Box annotation data:
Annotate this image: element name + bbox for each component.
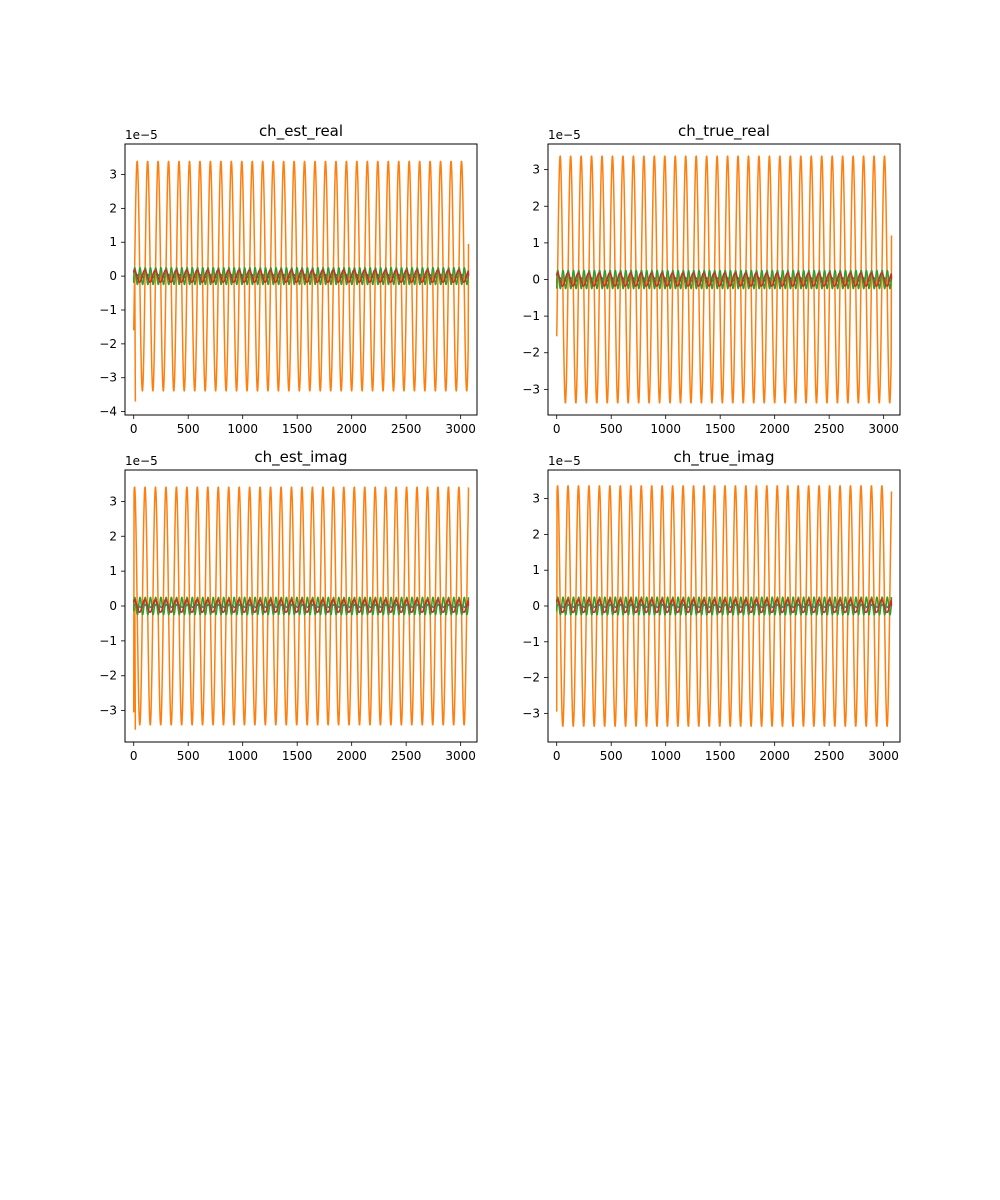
x-tick-label: 3000	[868, 749, 899, 763]
y-tick-label: −2	[522, 671, 540, 685]
y-offset-label: 1e−5	[125, 454, 158, 468]
x-tick-label: 0	[130, 749, 138, 763]
subplot-title: ch_true_imag	[673, 448, 774, 467]
y-tick-label: 0	[109, 599, 117, 613]
y-tick-label: −2	[522, 346, 540, 360]
x-tick-label: 2000	[336, 422, 367, 436]
subplot-title: ch_true_real	[678, 122, 770, 141]
y-tick-label: 0	[532, 599, 540, 613]
x-tick-label: 2500	[391, 422, 422, 436]
y-tick-label: −3	[99, 371, 117, 385]
x-tick-label: 3000	[868, 422, 899, 436]
y-tick-label: −2	[99, 669, 117, 683]
series-line-2	[555, 155, 893, 404]
y-tick-label: −3	[522, 382, 540, 396]
x-tick-label: 500	[177, 749, 200, 763]
y-tick-label: 3	[532, 163, 540, 177]
axes-frame	[124, 143, 478, 416]
series-extreme-low	[134, 605, 137, 730]
plot-area	[555, 485, 893, 727]
y-tick-label: 3	[109, 167, 117, 181]
y-offset-label: 1e−5	[125, 128, 158, 142]
y-tick-label: −1	[99, 303, 117, 317]
x-tick-label: 0	[130, 422, 138, 436]
y-tick-label: 2	[109, 529, 117, 543]
x-tick-label: 0	[553, 749, 561, 763]
subplot-title: ch_est_real	[259, 122, 343, 141]
y-offset-label: 1e−5	[548, 454, 581, 468]
x-tick-label: 500	[600, 749, 623, 763]
y-tick-label: 0	[109, 269, 117, 283]
y-tick-label: 2	[532, 527, 540, 541]
series-line-3	[132, 266, 470, 286]
y-tick-label: 1	[532, 563, 540, 577]
x-tick-label: 0	[553, 422, 561, 436]
subplot-ch-est-real: 0 500 1000 1500 2000 2500 3000 −4 −3 −2 −1 0 1 2 3 ch_e…	[99, 122, 478, 436]
x-tick-label: 3000	[445, 749, 476, 763]
x-tick-label: 2500	[391, 749, 422, 763]
x-tick-label: 2000	[336, 749, 367, 763]
y-tick-label: −3	[99, 704, 117, 718]
y-tick-label: 3	[109, 494, 117, 508]
series-line-4	[132, 598, 470, 614]
series-line-2	[132, 160, 470, 392]
y-tick-label: 1	[109, 235, 117, 249]
series-line-4	[555, 598, 893, 614]
plot-area	[555, 155, 893, 404]
x-tick-label: 1500	[282, 749, 313, 763]
y-tick-label: −1	[99, 634, 117, 648]
x-tick-label: 1000	[650, 749, 681, 763]
x-tick-label: 1500	[705, 749, 736, 763]
series-line-4	[555, 272, 893, 287]
plot-area	[132, 160, 470, 402]
subplot-ch-true-imag: 0 500 1000 1500 2000 2500 3000 −3 −2 −1 0 1 2 3 ch_tru…	[522, 448, 901, 763]
y-tick-label: 0	[532, 273, 540, 287]
series-extreme-low	[134, 276, 137, 402]
y-offset-label: 1e−5	[548, 128, 581, 142]
y-tick-label: 1	[532, 236, 540, 250]
x-tick-label: 2500	[814, 422, 845, 436]
subplot-ch-true-real: 0 500 1000 1500 2000 2500 3000 −3 −2 −1 0 1 2 3 ch_tru…	[522, 122, 901, 436]
x-tick-label: 2000	[759, 749, 790, 763]
y-tick-label: −2	[99, 337, 117, 351]
y-tick-label: −1	[522, 635, 540, 649]
series-line-4	[132, 269, 470, 283]
x-tick-label: 2500	[814, 749, 845, 763]
plot-area	[132, 486, 470, 730]
y-tick-label: 1	[109, 564, 117, 578]
y-tick-label: 2	[532, 199, 540, 213]
y-tick-label: −1	[522, 309, 540, 323]
series-line-3	[555, 269, 893, 290]
x-tick-label: 1500	[282, 422, 313, 436]
y-tick-label: −3	[522, 706, 540, 720]
series-line-3	[555, 596, 893, 616]
subplot-ch-est-imag: 0 500 1000 1500 2000 2500 3000 −3 −2 −1 0 1 2 3 ch_est…	[99, 448, 478, 763]
x-tick-label: 1000	[227, 422, 258, 436]
x-tick-label: 2000	[759, 422, 790, 436]
x-tick-label: 500	[600, 422, 623, 436]
series-line-3	[132, 596, 470, 616]
x-tick-label: 1500	[705, 422, 736, 436]
subplot-title: ch_est_imag	[254, 448, 347, 467]
y-tick-label: 2	[109, 201, 117, 215]
x-tick-label: 1000	[650, 422, 681, 436]
x-tick-label: 1000	[227, 749, 258, 763]
y-tick-label: −4	[99, 405, 117, 419]
x-tick-label: 500	[177, 422, 200, 436]
y-tick-label: 3	[532, 492, 540, 506]
x-tick-label: 3000	[445, 422, 476, 436]
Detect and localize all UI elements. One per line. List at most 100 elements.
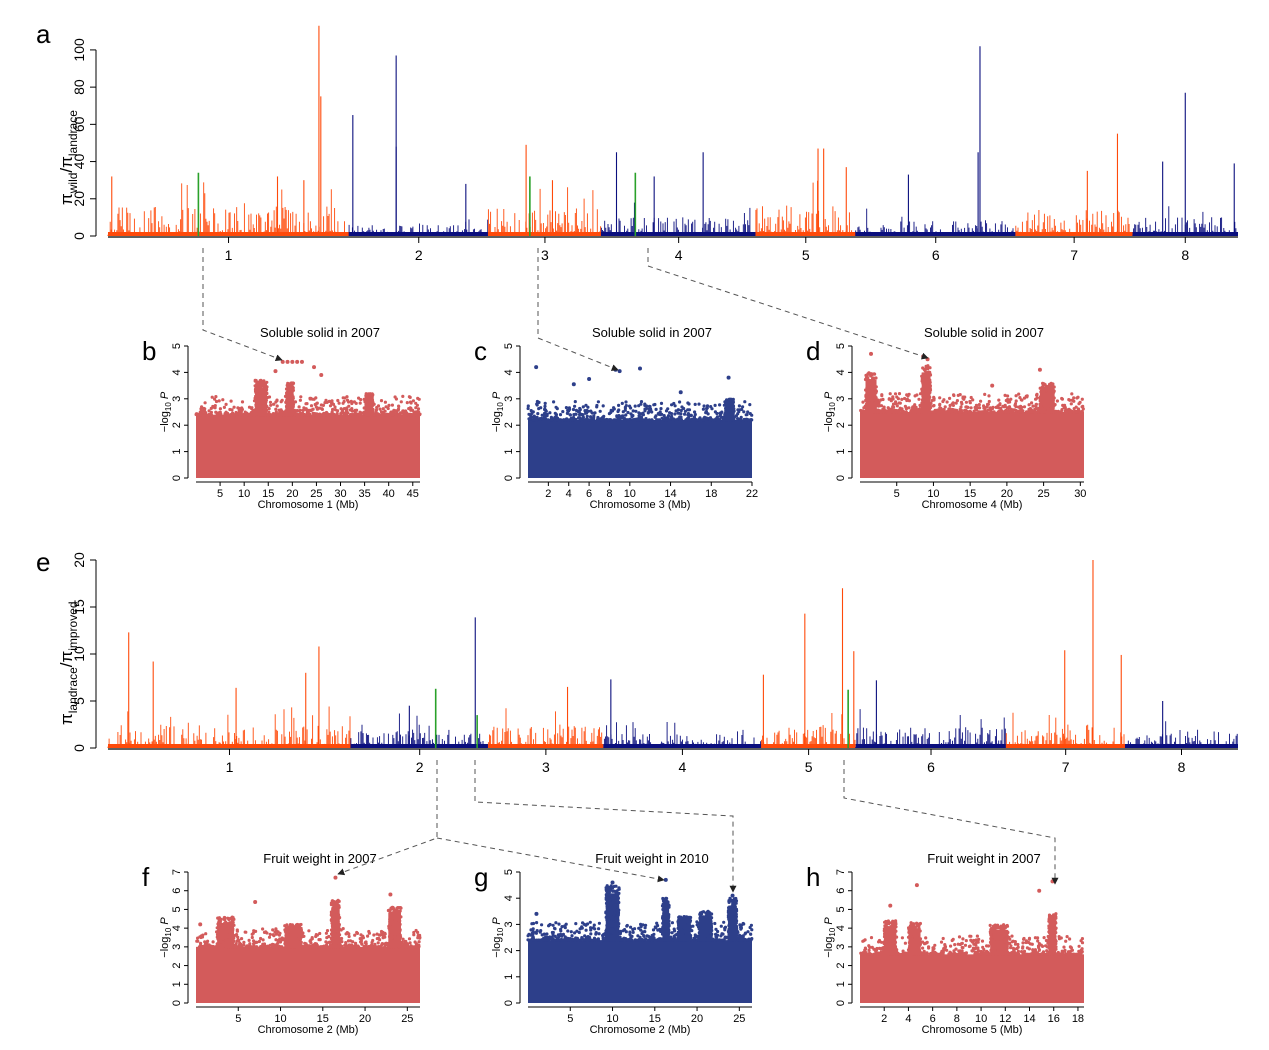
diversity-ratio-trace <box>487 708 604 748</box>
x-tick-label: 10 <box>927 488 939 500</box>
chromosome-label: 7 <box>1062 759 1070 775</box>
chromosome-label: 5 <box>802 247 810 263</box>
x-tick-label: 20 <box>286 488 298 500</box>
y-tick-label: 1 <box>503 974 515 980</box>
y-tick-label: 4 <box>171 925 183 931</box>
top-snp-point <box>295 359 300 364</box>
chromosome-label: 8 <box>1181 247 1189 263</box>
x-tick-label: 15 <box>262 488 274 500</box>
y-tick-label: 3 <box>835 944 847 950</box>
y-axis-label: −log10 P <box>823 391 837 432</box>
snp-points <box>195 898 422 949</box>
y-tick-label: 0 <box>503 475 515 481</box>
top-snp-point <box>726 375 731 380</box>
chromosome-baseline-band <box>349 232 489 236</box>
top-snp-point <box>869 351 874 356</box>
x-tick-label: 16 <box>1048 1013 1060 1025</box>
chromosome-3-bars <box>487 187 602 236</box>
y-tick-label: 2 <box>171 422 183 428</box>
chromosome-label: 7 <box>1070 247 1078 263</box>
y-tick-label: 0 <box>171 475 183 481</box>
x-tick-label: 10 <box>606 1013 618 1025</box>
top-snp-point <box>1050 879 1055 884</box>
y-tick-label: 6 <box>171 888 183 894</box>
chromosome-3-bars <box>487 708 604 748</box>
chromosome-baseline-band <box>108 744 351 748</box>
chromosome-2-bars <box>348 219 489 236</box>
top-snp-point <box>534 365 539 370</box>
y-tick-label: 5 <box>503 343 515 349</box>
panel-a-bars <box>107 25 1238 236</box>
panel-label-g: g <box>474 862 488 892</box>
x-tick-label: 8 <box>954 1013 960 1025</box>
chromosome-8-bars <box>1124 721 1238 748</box>
y-tick-label: 7 <box>835 869 847 875</box>
diversity-ratio-trace <box>855 208 1016 236</box>
y-tick-label: 60 <box>71 116 87 132</box>
y-tick-label: 20 <box>71 552 87 568</box>
y-tick-label: 3 <box>171 396 183 402</box>
chromosome-5-bars <box>761 713 856 748</box>
top-snp-point <box>534 911 539 916</box>
y-tick-label: 1 <box>503 449 515 455</box>
x-tick-label: 10 <box>975 1013 987 1025</box>
top-snp-point <box>388 892 393 897</box>
diversity-ratio-trace <box>348 219 489 236</box>
panel-label-b: b <box>142 336 156 366</box>
panel-e-diversity-ratio-landrace-improved: e πlandrace/πimproved 0 5 10 15 20 1 2 3 4 5 6 7 8 <box>36 547 1238 775</box>
y-tick-label: 80 <box>71 79 87 95</box>
x-tick-label: 14 <box>1023 1013 1035 1025</box>
chromosome-label: 1 <box>225 247 233 263</box>
chromosome-label: 4 <box>675 247 683 263</box>
y-tick-label: 0 <box>171 1000 183 1006</box>
y-tick-label: 0 <box>71 232 87 240</box>
y-tick-label: 15 <box>71 599 87 615</box>
x-tick-label: 30 <box>334 488 346 500</box>
y-tick-label: 5 <box>835 906 847 912</box>
chromosome-baseline-band <box>350 744 489 748</box>
y-tick-label: 4 <box>503 369 515 375</box>
chromosome-label: 2 <box>415 247 423 263</box>
chromosome-6-bars <box>855 208 1016 236</box>
panel-label-h: h <box>806 862 820 892</box>
chromosome-label: 3 <box>542 759 550 775</box>
y-tick-label: 5 <box>171 906 183 912</box>
x-tick-label: 4 <box>566 488 572 500</box>
chromosome-label: 4 <box>679 759 687 775</box>
x-tick-label: 25 <box>733 1013 745 1025</box>
x-tick-label: 4 <box>905 1013 911 1025</box>
panel-e-bars <box>107 560 1238 748</box>
chromosome-baseline-band <box>488 232 602 236</box>
y-tick-label: 2 <box>835 422 847 428</box>
chromosome-baseline-band <box>108 232 350 236</box>
snp-points <box>859 912 1085 956</box>
x-axis-label: Chromosome 5 (Mb) <box>922 1024 1023 1036</box>
chromosome-4-bars <box>600 202 756 236</box>
x-axis-label: Chromosome 2 (Mb) <box>258 1024 359 1036</box>
x-axis-label: Chromosome 1 (Mb) <box>258 499 359 511</box>
x-tick-label: 15 <box>964 488 976 500</box>
panel-e-y-axis-label: πlandrace/πimproved <box>57 601 80 725</box>
y-tick-label: 3 <box>503 396 515 402</box>
diversity-ratio-trace <box>600 202 756 236</box>
y-tick-label: 10 <box>71 646 87 662</box>
top-snp-point <box>333 875 338 880</box>
top-snp-point <box>587 377 592 381</box>
panel-label-c: c <box>474 336 487 366</box>
y-tick-label: 2 <box>503 422 515 428</box>
snp-points <box>526 884 754 942</box>
x-tick-label: 5 <box>567 1013 573 1025</box>
panel-title: Soluble solid in 2007 <box>592 325 712 340</box>
chromosome-label: 8 <box>1178 759 1186 775</box>
x-tick-label: 6 <box>930 1013 936 1025</box>
dashed-connector <box>537 248 619 371</box>
y-tick-label: 5 <box>71 697 87 705</box>
diversity-ratio-trace <box>755 180 856 236</box>
dense-points-band <box>196 946 420 1003</box>
y-axis-label: −log10 P <box>159 391 173 432</box>
panel-label-a: a <box>36 19 51 49</box>
x-tick-label: 10 <box>624 488 636 500</box>
panel-a-y-axis: 0 20 40 60 80 100 <box>71 38 97 240</box>
dashed-connector <box>647 248 929 360</box>
top-snp-point <box>730 893 735 898</box>
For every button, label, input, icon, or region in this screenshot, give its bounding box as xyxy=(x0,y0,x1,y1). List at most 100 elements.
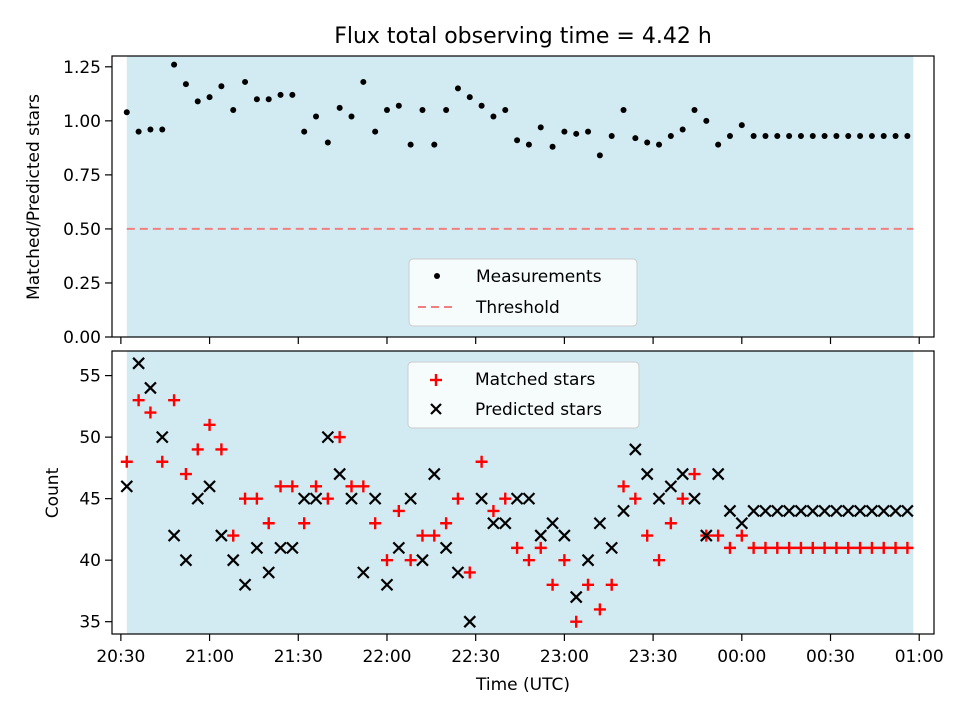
matched-star-point xyxy=(617,480,630,493)
predicted-star-point xyxy=(345,492,358,505)
bottom-y-tick-label: 40 xyxy=(79,551,101,571)
x-tick-label: 23:00 xyxy=(540,647,589,667)
x-tick-label: 22:30 xyxy=(451,647,500,667)
legend-matched-label: Matched stars xyxy=(475,370,595,390)
matched-star-point xyxy=(310,480,323,493)
predicted-star-point xyxy=(215,529,228,542)
matched-star-point xyxy=(723,541,736,554)
matched-star-point xyxy=(522,554,535,567)
bottom-legend: Matched stars Predicted stars xyxy=(407,361,640,429)
measurement-point xyxy=(585,128,592,135)
matched-star-point xyxy=(605,578,618,591)
measurement-point xyxy=(182,81,189,88)
measurement-point xyxy=(324,139,331,146)
measurement-point xyxy=(242,78,249,85)
matched-star-point xyxy=(286,480,299,493)
measurements-series xyxy=(123,61,911,159)
measurement-point xyxy=(194,98,201,105)
matched-star-point xyxy=(759,541,772,554)
predicted-star-point xyxy=(226,553,240,567)
matched-star-point xyxy=(380,554,393,567)
predicted-star-point xyxy=(723,504,737,518)
measurement-point xyxy=(431,141,438,148)
matched-star-point xyxy=(333,431,346,444)
measurement-point xyxy=(171,61,178,68)
x-tick-label: 00:00 xyxy=(717,647,766,667)
measurement-point xyxy=(762,132,769,139)
matched-star-point xyxy=(558,554,571,567)
predicted-star-point xyxy=(664,480,678,493)
predicted-star-point xyxy=(475,492,488,505)
matched-star-point xyxy=(132,394,145,407)
top-y-axis-label: Matched/Predicted stars xyxy=(24,94,44,300)
measurement-point xyxy=(857,132,864,139)
predicted-star-point xyxy=(747,504,760,518)
measurement-point xyxy=(490,113,497,120)
predicted-star-point xyxy=(711,467,725,481)
measurement-point xyxy=(253,96,260,103)
matched-star-point xyxy=(865,541,878,554)
predicted-star-point xyxy=(203,480,216,493)
matched-star-point xyxy=(901,541,914,554)
matched-star-point xyxy=(451,492,464,505)
predicted-star-point xyxy=(250,541,264,555)
predicted-star-point xyxy=(179,553,193,567)
predicted-star-point xyxy=(132,357,145,370)
predicted-star-point xyxy=(262,566,275,579)
matched-star-point xyxy=(179,468,192,481)
matched-star-point xyxy=(369,517,382,530)
measurement-point xyxy=(360,78,367,85)
matched-star-point xyxy=(712,529,725,542)
x-tick-label: 22:00 xyxy=(362,647,411,667)
measurement-point xyxy=(265,96,272,103)
measurement-point xyxy=(821,132,828,139)
matched-star-point xyxy=(783,541,796,554)
top-plot-frame xyxy=(111,55,935,338)
measurement-point xyxy=(845,132,852,139)
matched-star-point xyxy=(771,541,784,554)
top-legend: Measurements Threshold xyxy=(408,258,638,327)
matched-star-point xyxy=(806,541,819,554)
measurement-point xyxy=(738,122,745,129)
matched-star-point xyxy=(582,578,595,591)
measurement-point xyxy=(833,132,840,139)
matched-star-point xyxy=(653,554,666,567)
matched-star-point xyxy=(203,418,216,431)
measurement-point xyxy=(774,132,781,139)
measurement-point xyxy=(537,124,544,131)
measurement-point xyxy=(313,113,320,120)
legend-measurements-marker xyxy=(434,273,440,279)
measurement-point xyxy=(135,128,142,135)
measurement-point xyxy=(549,143,556,150)
bottom-x-axis: 20:30 21:00 21:30 22:00 22:30 23:00 23:30 00:00… xyxy=(96,634,944,667)
measurement-point xyxy=(726,132,733,139)
matched-star-point xyxy=(191,443,204,456)
x-tick-label: 00:30 xyxy=(806,647,855,667)
matched-star-point xyxy=(499,492,512,505)
matched-star-point xyxy=(298,517,311,530)
matched-star-point xyxy=(546,578,559,591)
predicted-star-point xyxy=(451,566,465,579)
matched-star-point xyxy=(511,541,524,554)
top-legend-box xyxy=(408,258,638,327)
measurement-point xyxy=(573,130,580,137)
matched-star-point xyxy=(747,541,760,554)
matched-star-point xyxy=(676,492,689,505)
predicted-star-point xyxy=(889,504,902,518)
measurement-point xyxy=(667,132,674,139)
measurement-point xyxy=(218,83,225,90)
matched-star-point xyxy=(120,455,133,468)
measurement-point xyxy=(656,141,663,148)
predicted-star-point xyxy=(274,541,287,555)
matched-star-point xyxy=(440,517,453,530)
measurement-point xyxy=(561,128,568,135)
x-tick-label: 20:30 xyxy=(96,647,145,667)
measurement-point xyxy=(277,91,284,98)
matched-star-point xyxy=(144,406,157,419)
bottom-plot-frame xyxy=(111,350,935,635)
predicted-star-point xyxy=(806,504,820,518)
measurement-point xyxy=(880,132,887,139)
matched-star-point xyxy=(239,492,252,505)
bottom-panel: 35 40 45 50 55 20:30 21:00 21:30 22:00 22:30 23:0… xyxy=(43,350,944,695)
predicted-star-point xyxy=(569,590,583,604)
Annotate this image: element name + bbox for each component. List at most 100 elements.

## EXERCISE
Write out the lines from the one containing "matched-star-point xyxy=(617,480,630,493)" up to and including the one containing "matched-star-point xyxy=(522,554,535,567)", exactly as they appear.

## TASK RESULT
matched-star-point xyxy=(617,480,630,493)
predicted-star-point xyxy=(345,492,358,505)
bottom-y-tick-label: 40 xyxy=(79,551,101,571)
x-tick-label: 23:00 xyxy=(540,647,589,667)
x-tick-label: 22:30 xyxy=(451,647,500,667)
legend-matched-label: Matched stars xyxy=(475,370,595,390)
matched-star-point xyxy=(310,480,323,493)
predicted-star-point xyxy=(215,529,228,542)
matched-star-point xyxy=(723,541,736,554)
matched-star-point xyxy=(522,554,535,567)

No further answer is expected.